• WHAT THE EXERCISE ASKS
Everything from the line holding "Type out the text in this image." through the last line below must be repeated exactly, and nothing else.

• RECORDS TO USE
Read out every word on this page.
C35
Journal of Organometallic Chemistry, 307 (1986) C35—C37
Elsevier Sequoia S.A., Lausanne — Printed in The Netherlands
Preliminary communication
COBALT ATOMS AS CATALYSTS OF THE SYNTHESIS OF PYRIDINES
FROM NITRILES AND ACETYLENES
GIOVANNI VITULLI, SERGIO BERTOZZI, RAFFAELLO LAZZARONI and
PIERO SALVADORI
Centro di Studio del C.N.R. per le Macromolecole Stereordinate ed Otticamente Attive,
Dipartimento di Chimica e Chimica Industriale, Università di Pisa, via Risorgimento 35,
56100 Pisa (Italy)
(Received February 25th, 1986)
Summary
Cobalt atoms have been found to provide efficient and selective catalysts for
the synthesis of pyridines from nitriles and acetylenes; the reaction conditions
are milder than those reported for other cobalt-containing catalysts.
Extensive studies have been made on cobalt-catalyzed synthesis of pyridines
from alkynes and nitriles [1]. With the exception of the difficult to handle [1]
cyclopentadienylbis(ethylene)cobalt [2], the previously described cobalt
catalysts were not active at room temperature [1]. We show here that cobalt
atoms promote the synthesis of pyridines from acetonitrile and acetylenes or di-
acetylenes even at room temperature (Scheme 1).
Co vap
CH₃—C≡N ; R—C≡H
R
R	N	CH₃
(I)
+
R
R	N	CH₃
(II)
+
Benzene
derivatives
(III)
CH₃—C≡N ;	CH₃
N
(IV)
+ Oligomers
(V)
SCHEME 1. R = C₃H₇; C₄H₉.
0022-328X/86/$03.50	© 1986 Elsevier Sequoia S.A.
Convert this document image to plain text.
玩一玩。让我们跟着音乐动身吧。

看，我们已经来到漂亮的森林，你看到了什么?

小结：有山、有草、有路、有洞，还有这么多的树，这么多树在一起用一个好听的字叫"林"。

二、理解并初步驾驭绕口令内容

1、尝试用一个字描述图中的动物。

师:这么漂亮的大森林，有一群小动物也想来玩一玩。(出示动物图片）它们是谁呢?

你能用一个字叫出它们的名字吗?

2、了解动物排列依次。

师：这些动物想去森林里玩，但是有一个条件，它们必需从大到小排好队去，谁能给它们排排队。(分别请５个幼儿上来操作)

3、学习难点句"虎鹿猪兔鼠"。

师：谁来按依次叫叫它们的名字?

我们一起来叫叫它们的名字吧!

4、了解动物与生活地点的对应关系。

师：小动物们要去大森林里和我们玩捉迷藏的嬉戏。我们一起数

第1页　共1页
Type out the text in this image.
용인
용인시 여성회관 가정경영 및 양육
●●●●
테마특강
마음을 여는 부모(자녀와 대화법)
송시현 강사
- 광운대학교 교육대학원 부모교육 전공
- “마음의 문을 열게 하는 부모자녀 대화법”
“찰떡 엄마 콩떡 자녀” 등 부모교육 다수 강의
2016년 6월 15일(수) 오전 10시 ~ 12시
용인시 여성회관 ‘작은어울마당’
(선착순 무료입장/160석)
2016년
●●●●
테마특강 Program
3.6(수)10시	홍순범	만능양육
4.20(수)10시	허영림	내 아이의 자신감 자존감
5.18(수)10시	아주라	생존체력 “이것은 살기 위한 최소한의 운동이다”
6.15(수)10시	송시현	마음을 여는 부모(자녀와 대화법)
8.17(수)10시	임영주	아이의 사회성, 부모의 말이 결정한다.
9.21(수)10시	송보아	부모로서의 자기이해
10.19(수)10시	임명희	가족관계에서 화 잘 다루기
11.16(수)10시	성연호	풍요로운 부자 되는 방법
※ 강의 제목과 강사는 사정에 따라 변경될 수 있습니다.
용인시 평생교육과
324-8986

• RIGHT ANSWER
Type out the text in this image.
용인
용인시 여성회관 가정경영 및 양육
●●●●
테마특강
마음을 여는 부모(자녀와 대화법)
송시현 강사
- 광운대학교 교육대학원 부모교육 전공
- “마음의 문을 열게 하는 부모자녀 대화법”
“찰떡 엄마 콩떡 자녀” 등 부모교육 다수 강의
2016년 6월 15일(수) 오전 10시 ~ 12시
용인시 여성회관 ‘작은어울마당’
(선착순 무료입장/160석)
2016년
●●●●
테마특강 Program
3.6(수)10시	홍순범	만능양육
4.20(수)10시	허영림	내 아이의 자신감 자존감
5.18(수)10시	아주라	생존체력 “이것은 살기 위한 최소한의 운동이다”
6.15(수)10시	송시현	마음을 여는 부모(자녀와 대화법)
8.17(수)10시	임영주	아이의 사회성, 부모의 말이 결정한다.
9.21(수)10시	송보아	부모로서의 자기이해
10.19(수)10시	임명희	가족관계에서 화 잘 다루기
11.16(수)10시	성연호	풍요로운 부자 되는 방법
※ 강의 제목과 강사는 사정에 따라 변경될 수 있습니다.
용인시 평생교육과
324-8986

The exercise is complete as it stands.